Directive: Find each line that has the string "Kazimierz" and give the total, with nothing else.

Items from a figure collection:
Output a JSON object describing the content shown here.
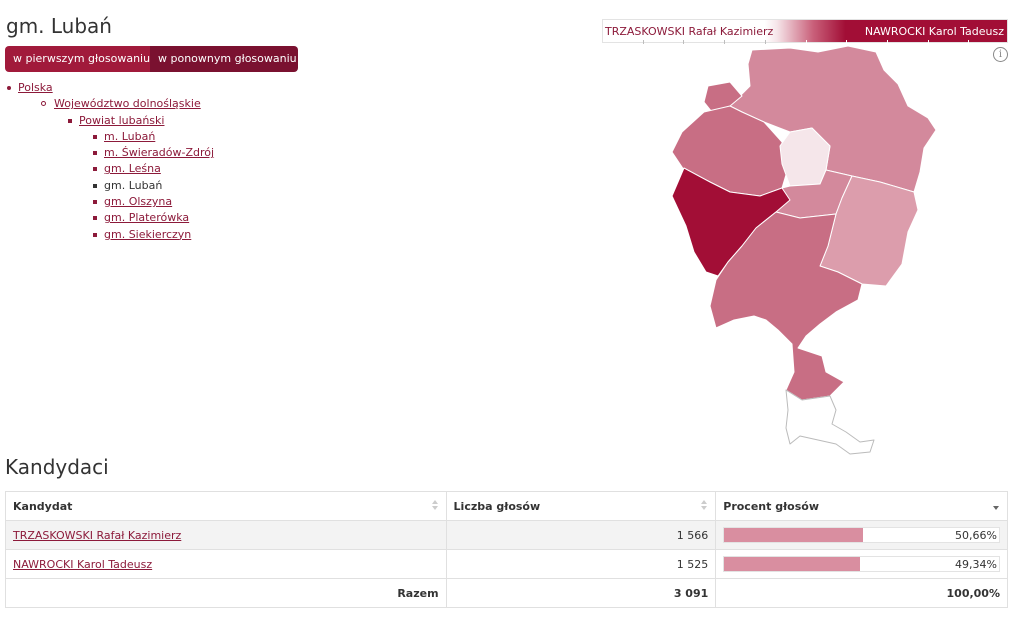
{
  "page": {
    "title": "gm. Lubań",
    "round_tabs": [
      "w pierwszym głosowaniu",
      "w ponownym głosowaniu"
    ]
  },
  "breadcrumb": {
    "country": "Polska",
    "voivodeship": "Województwo dolnośląskie",
    "county": "Powiat lubański",
    "municipalities": [
      "m. Lubań",
      "m. Świeradów-Zdrój",
      "gm. Leśna",
      "gm. Lubań",
      "gm. Olszyna",
      "gm. Platerówka",
      "gm. Siekierczyn"
    ],
    "current": "gm. Lubań"
  },
  "legend": {
    "left_label": "TRZASKOWSKI Rafał Kazimierz",
    "right_label": "NAWROCKI Karol Tadeusz",
    "colors": {
      "left": "#ffffff",
      "right": "#a20e36"
    }
  },
  "info_icon": {
    "icon": "info-icon",
    "glyph": "i"
  },
  "map": {
    "icon": "choropleth-map",
    "colors": {
      "dark": "#a20e36",
      "medium": "#c86e84",
      "light": "#d3899c",
      "lighter": "#dc9dac",
      "pale": "#f5e6ea",
      "outline": "#bbbbbb"
    }
  },
  "candidates": {
    "title": "Kandydaci",
    "columns": [
      "Kandydat",
      "Liczba głosów",
      "Procent głosów"
    ],
    "rows": [
      {
        "name": "TRZASKOWSKI Rafał Kazimierz",
        "votes": "1 566",
        "percent_label": "50,66%",
        "percent": 50.66
      },
      {
        "name": "NAWROCKI Karol Tadeusz",
        "votes": "1 525",
        "percent_label": "49,34%",
        "percent": 49.34
      }
    ],
    "total": {
      "label": "Razem",
      "votes": "3 091",
      "percent_label": "100,00%"
    }
  }
}
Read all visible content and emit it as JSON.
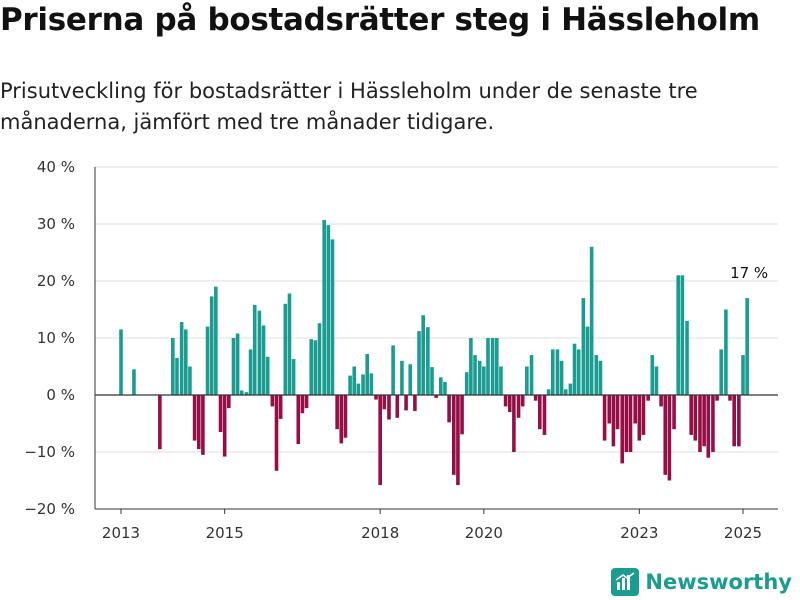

Worked answer: 2